▶ STATED EXERCISE:
Identify and pull out each line of the entries in which "инициироваться" occurs.

▶ RECORDS SUPPLIED:
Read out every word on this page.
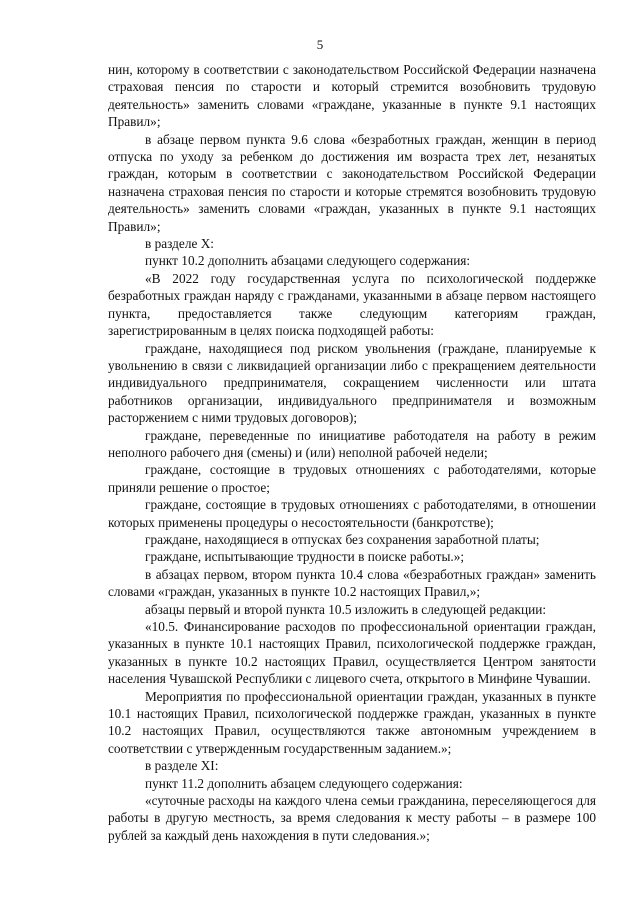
5

нин, которому в соответствии с законодательством Российской Федерации назначена страховая пенсия по старости и который стремится возобновить трудовую деятельность» заменить словами «граждане, указанные в пункте 9.1 настоящих Правил»;

в абзаце первом пункта 9.6 слова «безработных граждан, женщин в период отпуска по уходу за ребенком до достижения им возраста трех лет, незанятых граждан, которым в соответствии с законодательством Российской Федерации назначена страховая пенсия по старости и которые стремятся возобновить трудовую деятельность» заменить словами «граждан, указанных в пункте 9.1 настоящих Правил»;

в разделе X:

пункт 10.2 дополнить абзацами следующего содержания:

«В 2022 году государственная услуга по психологической поддержке безработных граждан наряду с гражданами, указанными в абзаце первом настоящего пункта, предоставляется также следующим категориям граждан, зарегистрированным в целях поиска подходящей работы:

граждане, находящиеся под риском увольнения (граждане, планируемые к увольнению в связи с ликвидацией организации либо с прекращением деятельности индивидуального предпринимателя, сокращением численности или штата работников организации, индивидуального предпринимателя и возможным расторжением с ними трудовых договоров);

граждане, переведенные по инициативе работодателя на работу в режим неполного рабочего дня (смены) и (или) неполной рабочей недели;

граждане, состоящие в трудовых отношениях с работодателями, которые приняли решение о простое;

граждане, состоящие в трудовых отношениях с работодателями, в отношении которых применены процедуры о несостоятельности (банкротстве);

граждане, находящиеся в отпусках без сохранения заработной платы;

граждане, испытывающие трудности в поиске работы.»;

в абзацах первом, втором пункта 10.4 слова «безработных граждан» заменить словами «граждан, указанных в пункте 10.2 настоящих Правил,»;

абзацы первый и второй пункта 10.5 изложить в следующей редакции:

«10.5. Финансирование расходов по профессиональной ориентации граждан, указанных в пункте 10.1 настоящих Правил, психологической поддержке граждан, указанных в пункте 10.2 настоящих Правил, осуществляется Центром занятости населения Чувашской Республики с лицевого счета, открытого в Минфине Чувашии.

Мероприятия по профессиональной ориентации граждан, указанных в пункте 10.1 настоящих Правил, психологической поддержке граждан, указанных в пункте 10.2 настоящих Правил, осуществляются также автономным учреждением в соответствии с утвержденным государственным заданием.»;

в разделе XI:

пункт 11.2 дополнить абзацем следующего содержания:

«суточные расходы на каждого члена семьи гражданина, переселяющегося для работы в другую местность, за время следования к месту работы – в размере 100 рублей за каждый день нахождения в пути следования.»;
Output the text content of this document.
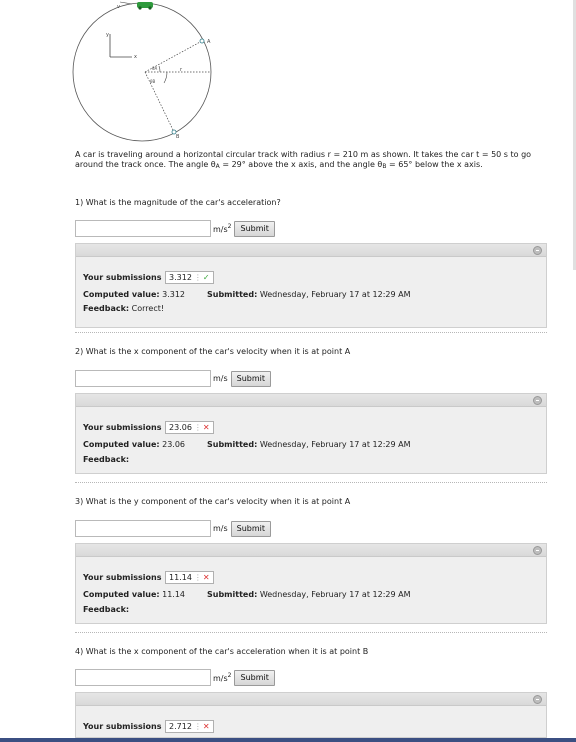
v
y
x
A
B
r
θA
θB
A car is traveling around a horizontal circular track with radius r = 210 m as shown. It takes the car t = 50 s to go
around the track once. The angle $\theta_A = 29^\circ$ above the x axis, and the angle $\theta_B = 65^\circ$ below the x axis.
1) What is the magnitude of the car's acceleration?
$m/s^2$	Submit
Your submissions 3.312 ⋮✓
Computed value: 3.312	Submitted: Wednesday, February 17 at 12:29 AM
Feedback: Correct!
2) What is the x component of the car's velocity when it is at point A
m/s	Submit
Your submissions 23.06 ⋮✕
Computed value: 23.06	Submitted: Wednesday, February 17 at 12:29 AM
Feedback:
3) What is the y component of the car's velocity when it is at point A
m/s	Submit
Your submissions 11.14 ⋮✕
Computed value: 11.14	Submitted: Wednesday, February 17 at 12:29 AM
Feedback:
4) What is the x component of the car's acceleration when it is at point B
$m/s^2$	Submit
Your submissions 2.712 ⋮✕
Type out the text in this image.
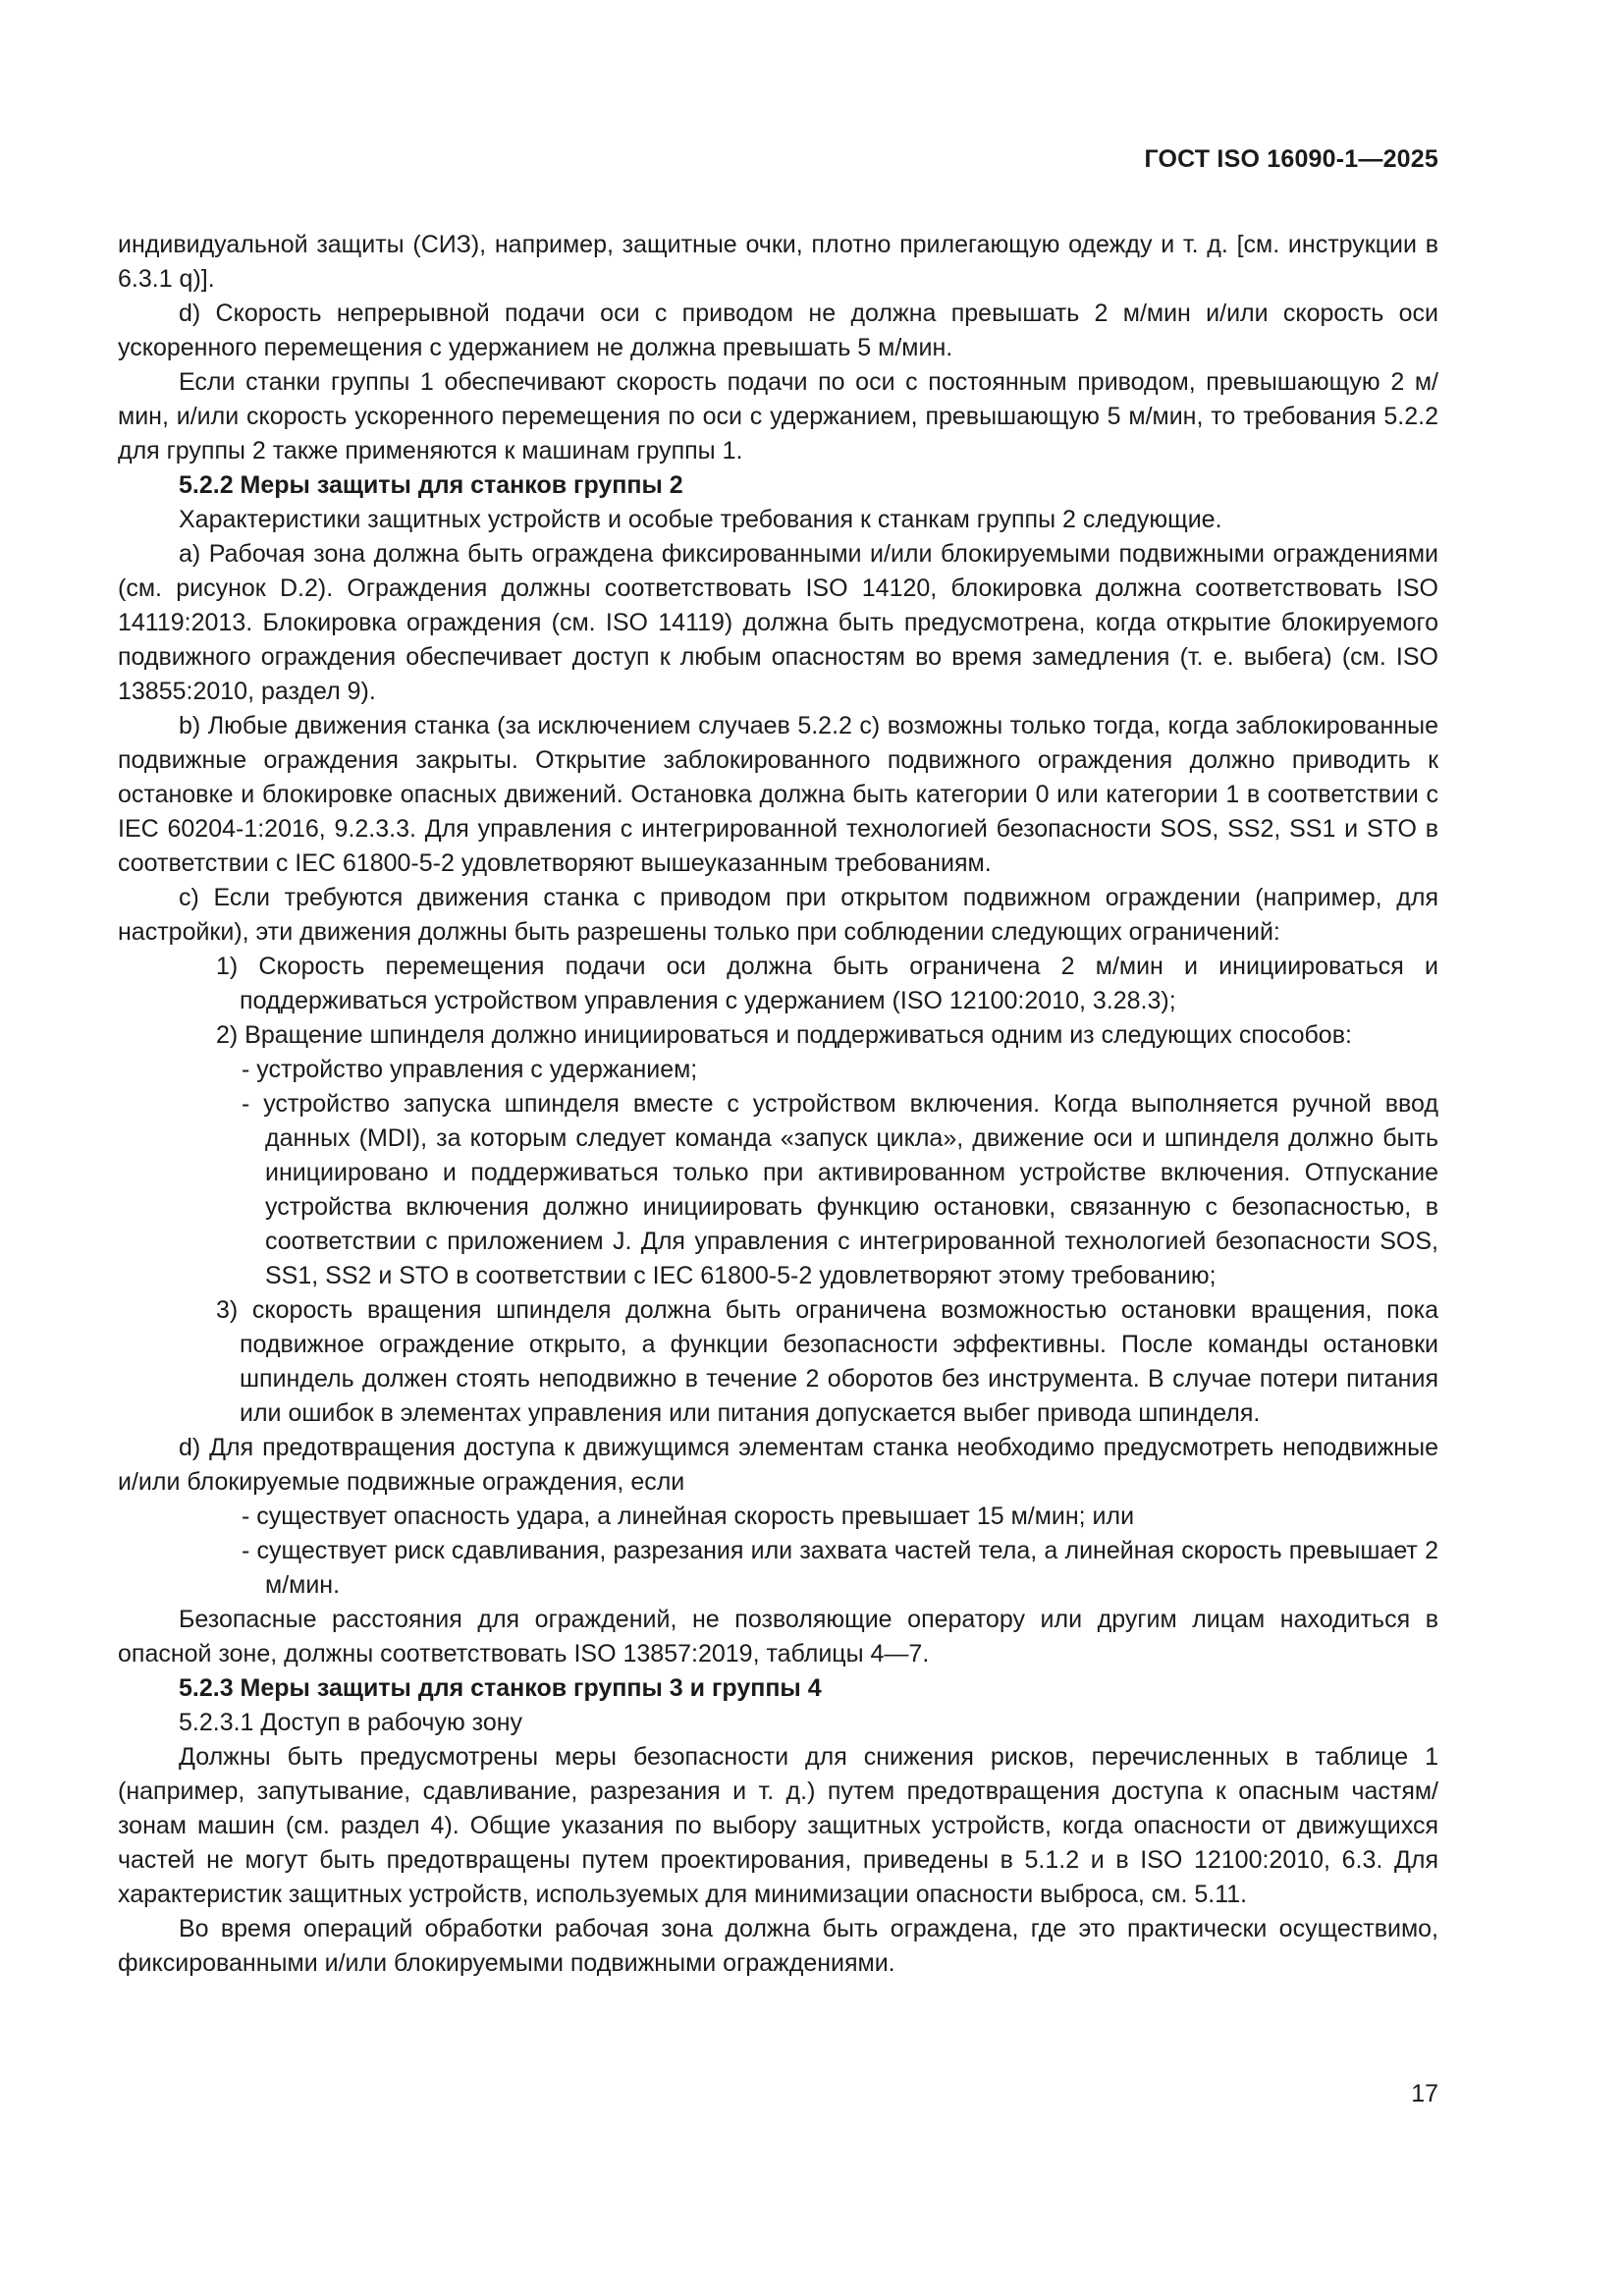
ГОСТ ISO 16090-1—2025

индивидуальной защиты (СИЗ), например, защитные очки, плотно прилегающую одежду и т. д. [см. инструкции в 6.3.1 q)].

d) Скорость непрерывной подачи оси с приводом не должна превышать 2 м/мин и/или скорость оси ускоренного перемещения с удержанием не должна превышать 5 м/мин.

Если станки группы 1 обеспечивают скорость подачи по оси с постоянным приводом, превышающую 2 м/мин, и/или скорость ускоренного перемещения по оси с удержанием, превышающую 5 м/мин, то требования 5.2.2 для группы 2 также применяются к машинам группы 1.

5.2.2 Меры защиты для станков группы 2

Характеристики защитных устройств и особые требования к станкам группы 2 следующие.

a) Рабочая зона должна быть ограждена фиксированными и/или блокируемыми подвижными ограждениями (см. рисунок D.2). Ограждения должны соответствовать ISO 14120, блокировка должна соответствовать ISO 14119:2013. Блокировка ограждения (см. ISO 14119) должна быть предусмотрена, когда открытие блокируемого подвижного ограждения обеспечивает доступ к любым опасностям во время замедления (т. е. выбега) (см. ISO 13855:2010, раздел 9).

b) Любые движения станка (за исключением случаев 5.2.2 с) возможны только тогда, когда заблокированные подвижные ограждения закрыты. Открытие заблокированного подвижного ограждения должно приводить к остановке и блокировке опасных движений. Остановка должна быть категории 0 или категории 1 в соответствии с IEC 60204-1:2016, 9.2.3.3. Для управления с интегрированной технологией безопасности SOS, SS2, SS1 и STO в соответствии с IEC 61800-5-2 удовлетворяют вышеуказанным требованиям.

c) Если требуются движения станка с приводом при открытом подвижном ограждении (например, для настройки), эти движения должны быть разрешены только при соблюдении следующих ограничений:

1) Скорость перемещения подачи оси должна быть ограничена 2 м/мин и инициироваться и поддерживаться устройством управления с удержанием (ISO 12100:2010, 3.28.3);

2) Вращение шпинделя должно инициироваться и поддерживаться одним из следующих способов:

- устройство управления с удержанием;

- устройство запуска шпинделя вместе с устройством включения. Когда выполняется ручной ввод данных (MDI), за которым следует команда «запуск цикла», движение оси и шпинделя должно быть инициировано и поддерживаться только при активированном устройстве включения. Отпускание устройства включения должно инициировать функцию остановки, связанную с безопасностью, в соответствии с приложением J. Для управления с интегрированной технологией безопасности SOS, SS1, SS2 и STO в соответствии с IEC 61800-5-2 удовлетворяют этому требованию;

3) скорость вращения шпинделя должна быть ограничена возможностью остановки вращения, пока подвижное ограждение открыто, а функции безопасности эффективны. После команды остановки шпиндель должен стоять неподвижно в течение 2 оборотов без инструмента. В случае потери питания или ошибок в элементах управления или питания допускается выбег привода шпинделя.

d) Для предотвращения доступа к движущимся элементам станка необходимо предусмотреть неподвижные и/или блокируемые подвижные ограждения, если

- существует опасность удара, а линейная скорость превышает 15 м/мин; или

- существует риск сдавливания, разрезания или захвата частей тела, а линейная скорость превышает 2 м/мин.

Безопасные расстояния для ограждений, не позволяющие оператору или другим лицам находиться в опасной зоне, должны соответствовать ISO 13857:2019, таблицы 4—7.

5.2.3 Меры защиты для станков группы 3 и группы 4

5.2.3.1 Доступ в рабочую зону

Должны быть предусмотрены меры безопасности для снижения рисков, перечисленных в таблице 1 (например, запутывание, сдавливание, разрезания и т. д.) путем предотвращения доступа к опасным частям/зонам машин (см. раздел 4). Общие указания по выбору защитных устройств, когда опасности от движущихся частей не могут быть предотвращены путем проектирования, приведены в 5.1.2 и в ISO 12100:2010, 6.3. Для характеристик защитных устройств, используемых для минимизации опасности выброса, см. 5.11.

Во время операций обработки рабочая зона должна быть ограждена, где это практически осуществимо, фиксированными и/или блокируемыми подвижными ограждениями.

17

▶ EXPECTED ANSWER:
1) Скорость перемещения подачи оси должна быть ограничена 2 м/мин и инициироваться и поддерживаться устройством управления с удержанием (ISO 12100:2010, 3.28.3);
2) Вращение шпинделя должно инициироваться и поддерживаться одним из следующих способов:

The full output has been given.